===== GIVEN PASSAGE

It will work for sure, because we are adding to the path everytime we are calling the function. But this is the **worst way of doing this**.

**Third method to solve this issue (proper way):**

Third and best way to do this **packaging the code**. There are lot of ways you can package the code, but we're gonna see the **legacy way** of packaging the code using **setup** module availale in python.

### 2. Terms

**Module**:

> Module is a **single piece** or **portion** of an **import path** in python. People also say that module is a **file** ends in **.py** however this **module** can be also a **folder** contains `__init__.py` file.

**Package**:

> A python **module** which contains **submodules** or **subpackages**. Technically, a package is a python module with a `__init__.py` and some other **.py** files.

**Distribution package**:

> Distribution package is basically a **zip file** containing all of the **python files**. This is what we are going to build.

### 3. Creating Distribution Package

Well, back in the 1980s, the python standard library had a builtin library called **distutils**. It had lot of utilities for creating **distribution package in python** but it had lot of error and hard to use. So the third party called **setup utils** basically a wrapper of the **distutils**.

This is the legacy way of creating a **python distribution package**. Check the **setup.py** file.

After packaging the code, you can remove the **second method to solve this problem** and run without doing anythng. :)

#### 3.1 Reporducability

**Reproducibility** is a characteristic of the code you write that makes it so across time or across different machiens or across different environments where you r code might be running. You can always re-run the code to get the similar results.

However if we are not mentioning the pacakging details with version it's impossible to reproduce the code. So we should metion the packages used in the package. To implement this, you can add the **install_requries** in the setup.py file.

==========
===== ENTRIES

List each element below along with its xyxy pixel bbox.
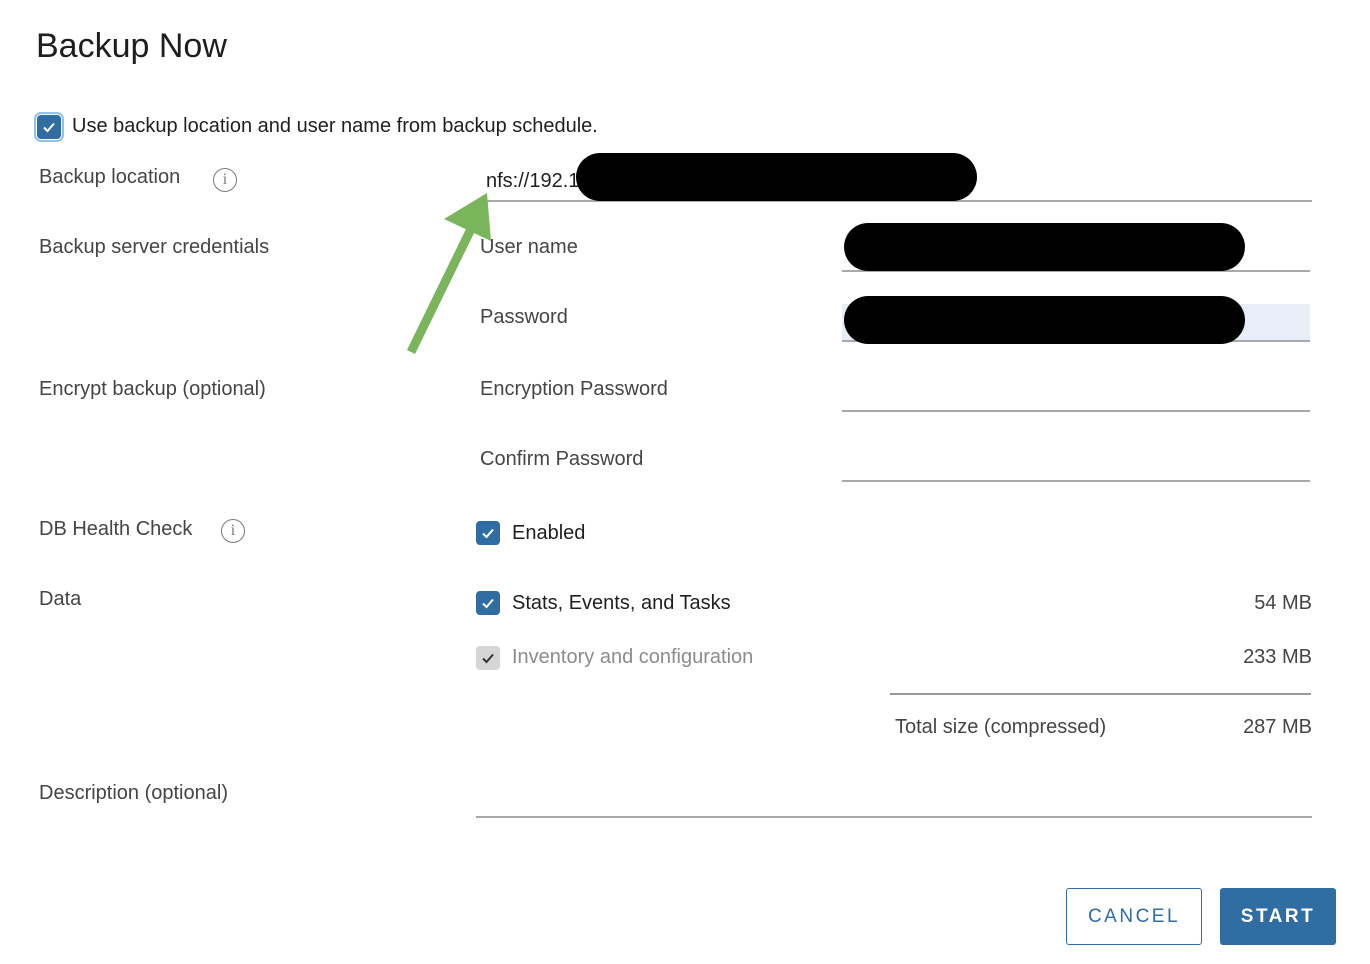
description-input[interactable] — [476, 816, 1312, 818]
backup-location-label: Backup location — [39, 166, 181, 188]
annotation-arrow-icon — [406, 193, 491, 354]
checkmark-icon — [482, 653, 494, 664]
db-health-checkbox[interactable] — [476, 521, 500, 545]
confirm-password-label: Confirm Password — [480, 448, 644, 470]
dialog-title: Backup Now — [36, 27, 227, 65]
redaction-location — [576, 153, 977, 201]
total-size-value: 287 MB — [1243, 716, 1312, 738]
stats-events-tasks-size: 54 MB — [1254, 592, 1312, 614]
encryption-password-label: Encryption Password — [480, 378, 668, 400]
redaction-username — [844, 223, 1245, 271]
inventory-config-checkbox — [476, 646, 500, 670]
checkmark-icon — [482, 528, 494, 539]
checkmark-icon — [482, 598, 494, 609]
credentials-label: Backup server credentials — [39, 236, 270, 258]
redaction-password — [844, 296, 1245, 344]
inventory-config-size: 233 MB — [1243, 646, 1312, 668]
encryption-password-input[interactable] — [842, 410, 1310, 412]
start-button[interactable]: START — [1220, 888, 1336, 945]
encrypt-label: Encrypt backup (optional) — [39, 378, 266, 400]
stats-events-tasks-checkbox[interactable] — [476, 591, 500, 615]
description-label: Description (optional) — [39, 782, 228, 804]
confirm-password-input[interactable] — [842, 480, 1310, 482]
inventory-config-label: Inventory and configuration — [512, 646, 754, 668]
use-schedule-checkbox[interactable] — [34, 112, 64, 142]
info-icon[interactable]: i — [213, 168, 237, 192]
total-size-label: Total size (compressed) — [895, 716, 1107, 738]
data-label: Data — [39, 588, 82, 610]
cancel-button[interactable]: CANCEL — [1066, 888, 1202, 945]
total-divider — [890, 693, 1311, 695]
checkmark-icon — [43, 122, 55, 133]
db-health-enabled-label: Enabled — [512, 522, 586, 544]
use-schedule-label: Use backup location and user name from b… — [72, 115, 598, 137]
db-health-label: DB Health Check — [39, 518, 193, 540]
stats-events-tasks-label: Stats, Events, and Tasks — [512, 592, 731, 614]
info-icon[interactable]: i — [221, 519, 245, 543]
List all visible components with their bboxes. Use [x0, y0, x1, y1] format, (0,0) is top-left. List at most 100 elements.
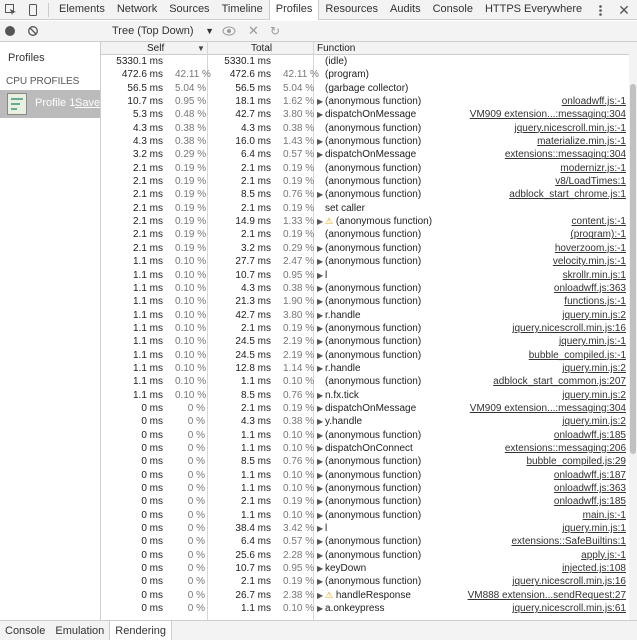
table-row[interactable]: 0 ms 0 % 25.6 ms 2.28 % ▶ (anonymous function…	[101, 549, 629, 562]
source-link[interactable]: onloadwff.js:363	[554, 482, 626, 495]
expand-triangle-icon[interactable]: ▶	[317, 295, 325, 308]
tab-network[interactable]: Network	[111, 0, 163, 19]
table-row[interactable]: 0 ms 0 % 1.1 ms 0.10 % ▶ (anonymous function)…	[101, 469, 629, 482]
source-link[interactable]: jquery.min.js:2	[562, 309, 626, 322]
table-row[interactable]: 1.1 ms 0.10 % 10.7 ms 0.95 % ▶ l skrollr.min.j…	[101, 269, 629, 282]
expand-triangle-icon[interactable]: ▶	[317, 335, 325, 348]
close-icon[interactable]: ✕	[617, 0, 631, 20]
table-row[interactable]: 0 ms 0 % 4.3 ms 0.38 % ▶ y.handle jquery.min.j…	[101, 415, 629, 428]
table-row[interactable]: 2.1 ms 0.19 % 3.2 ms 0.29 % ▶ (anonymous func…	[101, 242, 629, 255]
expand-triangle-icon[interactable]: ▶	[317, 148, 325, 161]
drawer-tab-console[interactable]: Console	[0, 621, 50, 640]
expand-triangle-icon[interactable]: ▶	[317, 495, 325, 508]
tab-timeline[interactable]: Timeline	[216, 0, 269, 19]
table-row[interactable]: 1.1 ms 0.10 % 8.5 ms 0.76 % ▶ n.fx.tick jquery…	[101, 389, 629, 402]
source-link[interactable]: hoverzoom.js:-1	[555, 242, 626, 255]
table-row[interactable]: 1.1 ms 0.10 % 1.1 ms 0.10 % (anonymous funct…	[101, 375, 629, 388]
source-link[interactable]: velocity.min.js:-1	[553, 255, 626, 268]
table-row[interactable]: 0 ms 0 % 1.1 ms 0.10 % ▶ a.onkeypress jquery.n…	[101, 602, 629, 615]
expand-triangle-icon[interactable]: ▶	[317, 135, 325, 148]
table-row[interactable]: 56.5 ms 5.04 % 56.5 ms 5.04 % (garbage colle…	[101, 82, 629, 95]
expand-triangle-icon[interactable]: ▶	[317, 282, 325, 295]
tab-sources[interactable]: Sources	[163, 0, 215, 19]
source-link[interactable]: VM909 extension...:messaging:304	[470, 108, 626, 121]
expand-triangle-icon[interactable]: ▶	[317, 482, 325, 495]
table-row[interactable]: 2.1 ms 0.19 % 2.1 ms 0.19 % (anonymous funct…	[101, 175, 629, 188]
table-row[interactable]: 1.1 ms 0.10 % 27.7 ms 2.47 % ▶ (anonymous fun…	[101, 255, 629, 268]
source-link[interactable]: bubble_compiled.js:-1	[529, 349, 626, 362]
expand-triangle-icon[interactable]: ▶	[317, 269, 325, 282]
table-row[interactable]: 0 ms 0 % 26.7 ms 2.38 % ▶ ⚠ handleResponse VM8…	[101, 589, 629, 602]
source-link[interactable]: extensions::messaging:206	[505, 442, 626, 455]
source-link[interactable]: adblock_start_chrome.js:1	[509, 188, 626, 201]
tab-resources[interactable]: Resources	[319, 0, 384, 19]
source-link[interactable]: main.js:-1	[583, 509, 626, 522]
source-link[interactable]: onloadwff.js:363	[554, 282, 626, 295]
expand-triangle-icon[interactable]: ▶	[317, 455, 325, 468]
tab-console[interactable]: Console	[427, 0, 479, 19]
expand-triangle-icon[interactable]: ▶	[317, 349, 325, 362]
table-row[interactable]: 0 ms 0 % 2.1 ms 0.19 % ▶ dispatchOnMessage VM9…	[101, 402, 629, 415]
source-link[interactable]: materialize.min.js:-1	[537, 135, 626, 148]
table-row[interactable]: 5.3 ms 0.48 % 42.7 ms 3.80 % ▶ dispatchOnMess…	[101, 108, 629, 121]
clear-icon[interactable]	[28, 26, 38, 36]
expand-triangle-icon[interactable]: ▶	[317, 242, 325, 255]
source-link[interactable]: jquery.min.js:2	[562, 389, 626, 402]
source-link[interactable]: content.js:-1	[572, 215, 626, 228]
source-link[interactable]: onloadwff.js:187	[554, 469, 626, 482]
source-link[interactable]: v8/LoadTimes:1	[555, 175, 626, 188]
source-link[interactable]: jquery.nicescroll.min.js:16	[512, 322, 626, 335]
expand-triangle-icon[interactable]: ▶	[317, 602, 325, 615]
expand-triangle-icon[interactable]: ▶	[317, 362, 325, 375]
expand-triangle-icon[interactable]: ▶	[317, 442, 325, 455]
drawer-tab-rendering[interactable]: Rendering	[109, 620, 173, 640]
table-row[interactable]: 1.1 ms 0.10 % 12.8 ms 1.14 % ▶ r.handle jquery…	[101, 362, 629, 375]
table-row[interactable]: 0 ms 0 % 38.4 ms 3.42 % ▶ l jquery.min.js:1	[101, 522, 629, 535]
record-icon[interactable]	[5, 26, 15, 36]
table-row[interactable]: 0 ms 0 % 1.1 ms 0.10 % ▶ dispatchOnConnect ext…	[101, 442, 629, 455]
source-link[interactable]: bubble_compiled.js:29	[526, 455, 626, 468]
source-link[interactable]: modernizr.js:-1	[560, 162, 626, 175]
source-link[interactable]: onloadwff.js:185	[554, 429, 626, 442]
tab-https-everywhere[interactable]: HTTPS Everywhere	[479, 0, 588, 19]
source-link[interactable]: jquery.nicescroll.min.js:-1	[514, 122, 626, 135]
drawer-tab-emulation[interactable]: Emulation	[50, 621, 109, 640]
table-row[interactable]: 2.1 ms 0.19 % 2.1 ms 0.19 % set caller	[101, 202, 629, 215]
source-link[interactable]: extensions::SafeBuiltins:1	[511, 535, 626, 548]
tab-profiles[interactable]: Profiles	[268, 0, 320, 20]
source-link[interactable]: jquery.min.js:-1	[559, 335, 626, 348]
table-row[interactable]: 1.1 ms 0.10 % 24.5 ms 2.19 % ▶ (anonymous fun…	[101, 335, 629, 348]
table-row[interactable]: 0 ms 0 % 8.5 ms 0.76 % ▶ (anonymous function)…	[101, 455, 629, 468]
table-row[interactable]: 0 ms 0 % 2.1 ms 0.19 % ▶ (anonymous function)…	[101, 495, 629, 508]
table-row[interactable]: 2.1 ms 0.19 % 2.1 ms 0.19 % (anonymous funct…	[101, 162, 629, 175]
expand-triangle-icon[interactable]: ▶	[317, 575, 325, 588]
expand-triangle-icon[interactable]: ▶	[317, 469, 325, 482]
table-row[interactable]: 0 ms 0 % 10.7 ms 0.95 % ▶ keyDown injected.js:…	[101, 562, 629, 575]
source-link[interactable]: onloadwff.js:-1	[562, 95, 626, 108]
source-link[interactable]: jquery.nicescroll.min.js:61	[512, 602, 626, 615]
table-row[interactable]: 0 ms 0 % 1.1 ms 0.10 % ▶ (anonymous function)…	[101, 429, 629, 442]
expand-triangle-icon[interactable]: ▶	[317, 188, 325, 201]
table-row[interactable]: 472.6 ms 42.11 % 472.6 ms 42.11 % (program)	[101, 68, 629, 81]
expand-triangle-icon[interactable]: ▶	[317, 415, 325, 428]
table-row[interactable]: 2.1 ms 0.19 % 14.9 ms 1.33 % ▶ ⚠ (anonymous f…	[101, 215, 629, 228]
table-row[interactable]: 1.1 ms 0.10 % 24.5 ms 2.19 % ▶ (anonymous fun…	[101, 349, 629, 362]
function-column-header[interactable]: Function	[317, 42, 355, 55]
expand-triangle-icon[interactable]: ▶	[317, 309, 325, 322]
vertical-scrollbar[interactable]	[629, 54, 637, 620]
source-link[interactable]: functions.js:-1	[564, 295, 626, 308]
table-row[interactable]: 4.3 ms 0.38 % 16.0 ms 1.43 % ▶ (anonymous fun…	[101, 135, 629, 148]
table-row[interactable]: 2.1 ms 0.19 % 8.5 ms 0.76 % ▶ (anonymous func…	[101, 188, 629, 201]
self-column-header[interactable]: Self	[147, 42, 164, 55]
source-link[interactable]: injected.js:108	[562, 562, 626, 575]
total-column-header[interactable]: Total	[251, 42, 272, 55]
expand-triangle-icon[interactable]: ▶	[317, 535, 325, 548]
expand-triangle-icon[interactable]: ▶	[317, 255, 325, 268]
source-link[interactable]: jquery.min.js:1	[562, 522, 626, 535]
tab-elements[interactable]: Elements	[53, 0, 111, 19]
source-link[interactable]: jquery.nicescroll.min.js:16	[512, 575, 626, 588]
device-mode-icon[interactable]	[22, 0, 44, 20]
table-row[interactable]: 1.1 ms 0.10 % 2.1 ms 0.19 % ▶ (anonymous func…	[101, 322, 629, 335]
expand-triangle-icon[interactable]: ▶	[317, 509, 325, 522]
table-row[interactable]: 1.1 ms 0.10 % 21.3 ms 1.90 % ▶ (anonymous fun…	[101, 295, 629, 308]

==========

## JOBS
1. Answer these questions about the Python packaging text:
(a) Besides some other .py files, what file does a package contain?
(b) What is a distribution package described as?
(c) Which way of packaging code does the text say it will cover?
2. Extend the Python packaging text past its final sentence with the next part.

## OUTPUTS
1.
(a) An `__init__.py` file.
(b) A zip file containing all of the Python files.
(c) The legacy way, using the setup module available in Python.

2.
#### 3.2 Distribution formats

##### **3.2.2 Sdist**

So far we discussed about **sdist** (source distribution) distriubtion package format, we've been doing that by `python setup.py build sdist`. Source distribution means that distribution contains a subset of our source code. Essentially we take the source code from our project and just zipped them up into the tar file. One interesting thing is it contains the copy of the source code. Moreover, there are lot of problem with this format about compiling, soruce code and more. So people proposed a new distribution format called **wheel**. This is solving all the problems in the sdist distribution format.

**sidst shortcommings**

1. May make assumptions about customer machine e.g. requires "gcc" to run "gcc numpy/*.c"
2. Is slow: setup.py must be executed, compilation may be required.
3. Is insecure: setup.py may contain arbirary code.

##### **3.2.3 Wheel**

The soultion for all the shortcommings is a relatively new distrubiotn package formt that is not the soruce distribution, Instead it's a format called **binary distribution** format, It has the precompiled binaries already inside.

To simply run a **wheel** format run this command: `python setup.py bdist_wheel` Before running this we have to add a **wheel** extension to the **setup.py** file by simply installing `pip install wheel`.

After running this, you can see the **dist** folder contains **wheel** (binary) file instead of **tar** file and also you can see the file name is really big compare to the old one. After building this, you can run `pip install /workspaces/Learning_py_to_prod-pypi/dist/packaging-0.0.0-py3-none-any.whl`

If you want to understand the file name, check this:

The advantage of **wheel** file is **precompiled binary** file. So, ther's no reason user to run the **setup.py** file. The **downside** of this, it puts more onus on the producer of the package or the publisher of the package to actualy build mutliple version of their package because they're going to have to build one per platform and maybe even per python version.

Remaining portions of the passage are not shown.